(Extracted data entries)
——

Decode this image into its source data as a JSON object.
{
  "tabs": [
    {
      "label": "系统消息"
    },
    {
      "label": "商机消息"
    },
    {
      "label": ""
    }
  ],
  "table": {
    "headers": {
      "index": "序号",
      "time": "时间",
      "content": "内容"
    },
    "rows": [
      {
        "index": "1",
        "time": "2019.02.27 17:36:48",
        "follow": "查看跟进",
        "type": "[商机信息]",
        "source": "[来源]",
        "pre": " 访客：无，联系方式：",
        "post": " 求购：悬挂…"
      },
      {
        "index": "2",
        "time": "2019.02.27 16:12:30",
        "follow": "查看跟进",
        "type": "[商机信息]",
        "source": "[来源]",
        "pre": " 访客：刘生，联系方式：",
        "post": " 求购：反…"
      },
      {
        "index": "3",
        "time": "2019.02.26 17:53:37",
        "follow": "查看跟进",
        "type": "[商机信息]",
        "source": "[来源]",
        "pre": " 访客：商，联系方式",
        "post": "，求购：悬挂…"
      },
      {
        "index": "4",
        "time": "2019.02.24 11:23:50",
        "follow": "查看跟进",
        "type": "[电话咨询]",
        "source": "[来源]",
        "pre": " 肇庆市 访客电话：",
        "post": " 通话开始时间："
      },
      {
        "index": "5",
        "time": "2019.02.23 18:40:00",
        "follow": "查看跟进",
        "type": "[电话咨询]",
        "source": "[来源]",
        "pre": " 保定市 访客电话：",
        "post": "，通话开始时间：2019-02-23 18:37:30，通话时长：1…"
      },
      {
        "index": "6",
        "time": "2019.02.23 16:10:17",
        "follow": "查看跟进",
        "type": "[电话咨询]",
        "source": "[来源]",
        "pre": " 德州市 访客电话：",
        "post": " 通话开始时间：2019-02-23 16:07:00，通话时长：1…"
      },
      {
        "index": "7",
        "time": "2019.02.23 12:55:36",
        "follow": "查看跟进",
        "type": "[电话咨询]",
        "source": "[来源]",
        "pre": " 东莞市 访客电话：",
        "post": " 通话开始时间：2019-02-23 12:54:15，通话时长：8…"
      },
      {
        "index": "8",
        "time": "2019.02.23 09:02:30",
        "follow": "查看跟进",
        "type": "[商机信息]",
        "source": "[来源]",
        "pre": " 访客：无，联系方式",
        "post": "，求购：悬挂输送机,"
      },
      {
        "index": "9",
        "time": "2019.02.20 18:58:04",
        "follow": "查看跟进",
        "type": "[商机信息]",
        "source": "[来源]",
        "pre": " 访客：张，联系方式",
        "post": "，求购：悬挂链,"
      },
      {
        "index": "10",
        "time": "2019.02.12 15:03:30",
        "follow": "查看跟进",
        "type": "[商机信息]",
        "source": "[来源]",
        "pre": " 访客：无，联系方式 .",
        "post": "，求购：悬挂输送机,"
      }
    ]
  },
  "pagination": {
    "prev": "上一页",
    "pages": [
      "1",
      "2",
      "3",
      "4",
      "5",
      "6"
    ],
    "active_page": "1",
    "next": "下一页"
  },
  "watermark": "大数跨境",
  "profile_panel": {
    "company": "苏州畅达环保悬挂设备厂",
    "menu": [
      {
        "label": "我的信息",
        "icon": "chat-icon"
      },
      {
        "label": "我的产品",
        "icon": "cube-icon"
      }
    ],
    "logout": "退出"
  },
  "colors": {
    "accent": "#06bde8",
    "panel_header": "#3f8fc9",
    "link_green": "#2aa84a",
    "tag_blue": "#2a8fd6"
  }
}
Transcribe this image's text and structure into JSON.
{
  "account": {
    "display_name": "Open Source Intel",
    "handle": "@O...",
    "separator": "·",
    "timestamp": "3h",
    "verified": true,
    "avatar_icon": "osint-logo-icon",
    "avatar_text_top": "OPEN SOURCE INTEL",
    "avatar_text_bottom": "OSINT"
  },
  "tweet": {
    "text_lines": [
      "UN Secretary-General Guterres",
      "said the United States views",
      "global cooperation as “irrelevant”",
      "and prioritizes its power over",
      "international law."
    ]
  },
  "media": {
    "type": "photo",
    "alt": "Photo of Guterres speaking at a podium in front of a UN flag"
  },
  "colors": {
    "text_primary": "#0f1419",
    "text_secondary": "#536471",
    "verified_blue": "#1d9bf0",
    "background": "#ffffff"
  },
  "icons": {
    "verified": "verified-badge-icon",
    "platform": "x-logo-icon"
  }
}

——

GIVEN PROBLEM:
Give the count of lines in the listing that hold the word "Guterres", with no other text.

THE ANSWER:
2